Extract each line of the material that follows exactly and omit its pictures.

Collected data
▶

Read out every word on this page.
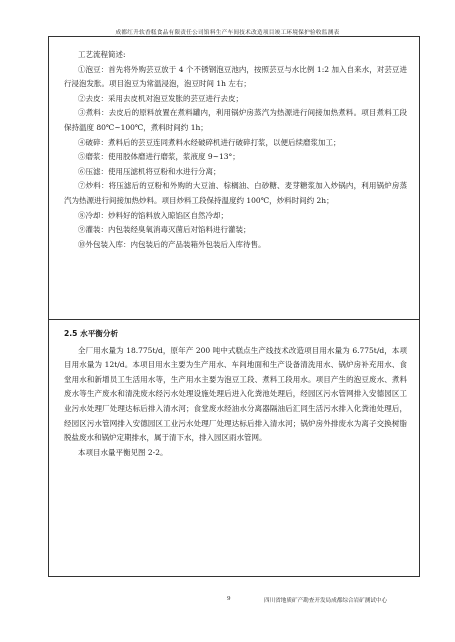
成都红升软香糕食品有限责任公司馅料生产车间技术改造项目竣工环境保护验收监测表

工艺流程简述:

①泡豆：首先将外购芸豆放于 4 个不锈钢泡豆池内，按照芸豆与水比例 1:2 加入自来水，对芸豆进行浸泡发胀。项目泡豆为常温浸泡，泡豆时间 1h 左右；

②去皮：采用去皮机对泡豆发胀的芸豆进行去皮；

③煮料：去皮后的原料放置在煮料罐内，利用锅炉房蒸汽为热源进行间接加热煮料。项目煮料工段保持温度 80℃~100℃，煮料时间约 1h；

④破碎：煮料后的芸豆连同煮料水经破碎机进行破碎打浆，以便后续磨浆加工；

⑤磨浆：使用胶体磨进行磨浆，浆液度 9~13°；

⑥压滤：使用压滤机将豆粉和水进行分离；

⑦炒料：将压滤后的豆粉和外购的大豆油、棕榈油、白砂糖、麦芽糖浆加入炒锅内，利用锅炉房蒸汽为热源进行间接加热炒料。项目炒料工段保持温度约 100℃，炒料时间约 2h；

⑧冷却：炒料好的馅料放入晾馅区自然冷却；

⑨灌装：内包装经臭氧消毒灭菌后对馅料进行灌装；

⑩外包装入库：内包装后的产品装箱外包装后入库待售。

2.5 水平衡分析

全厂用水量为 18.775t/d，原年产 200 吨中式糕点生产线技术改造项目用水量为 6.775t/d，本项目用水量为 12t/d。本项目用水主要为生产用水、车间地面和生产设备清洗用水、锅炉房补充用水、食堂用水和新增员工生活用水等，生产用水主要为泡豆工段、煮料工段用水。项目产生的泡豆废水、煮料废水等生产废水和清洗废水经污水处理设施处理后进入化粪池处理后，经园区污水管网排入安德园区工业污水处理厂处理达标后排入清水河；食堂废水经油水分离器隔油后汇同生活污水排入化粪池处理后，经园区污水管网排入安德园区工业污水处理厂处理达标后排入清水河；锅炉房外排废水为离子交换树脂脱盐废水和锅炉定期排水，属于清下水，排入园区雨水管网。

本项目水量平衡见图 2-2。

9	四川省地质矿产勘查开发局成都综合岩矿测试中心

◀

Exercise solution →
Read out every word on this page.
成都红升软香糕食品有限责任公司馅料生产车间技术改造项目竣工环境保护验收监测表

工艺流程简述:

①泡豆：首先将外购芸豆放于 4 个不锈钢泡豆池内，按照芸豆与水比例 1:2 加入自来水，对芸豆进行浸泡发胀。项目泡豆为常温浸泡，泡豆时间 1h 左右；

②去皮：采用去皮机对泡豆发胀的芸豆进行去皮；

③煮料：去皮后的原料放置在煮料罐内，利用锅炉房蒸汽为热源进行间接加热煮料。项目煮料工段保持温度 80℃~100℃，煮料时间约 1h；

④破碎：煮料后的芸豆连同煮料水经破碎机进行破碎打浆，以便后续磨浆加工；

⑤磨浆：使用胶体磨进行磨浆，浆液度 9~13°；

⑥压滤：使用压滤机将豆粉和水进行分离；

⑦炒料：将压滤后的豆粉和外购的大豆油、棕榈油、白砂糖、麦芽糖浆加入炒锅内，利用锅炉房蒸汽为热源进行间接加热炒料。项目炒料工段保持温度约 100℃，炒料时间约 2h；

⑧冷却：炒料好的馅料放入晾馅区自然冷却；

⑨灌装：内包装经臭氧消毒灭菌后对馅料进行灌装；

⑩外包装入库：内包装后的产品装箱外包装后入库待售。

2.5 水平衡分析

全厂用水量为 18.775t/d，原年产 200 吨中式糕点生产线技术改造项目用水量为 6.775t/d，本项目用水量为 12t/d。本项目用水主要为生产用水、车间地面和生产设备清洗用水、锅炉房补充用水、食堂用水和新增员工生活用水等，生产用水主要为泡豆工段、煮料工段用水。项目产生的泡豆废水、煮料废水等生产废水和清洗废水经污水处理设施处理后进入化粪池处理后，经园区污水管网排入安德园区工业污水处理厂处理达标后排入清水河；食堂废水经油水分离器隔油后汇同生活污水排入化粪池处理后，经园区污水管网排入安德园区工业污水处理厂处理达标后排入清水河；锅炉房外排废水为离子交换树脂脱盐废水和锅炉定期排水，属于清下水，排入园区雨水管网。

本项目水量平衡见图 2-2。

9	四川省地质矿产勘查开发局成都综合岩矿测试中心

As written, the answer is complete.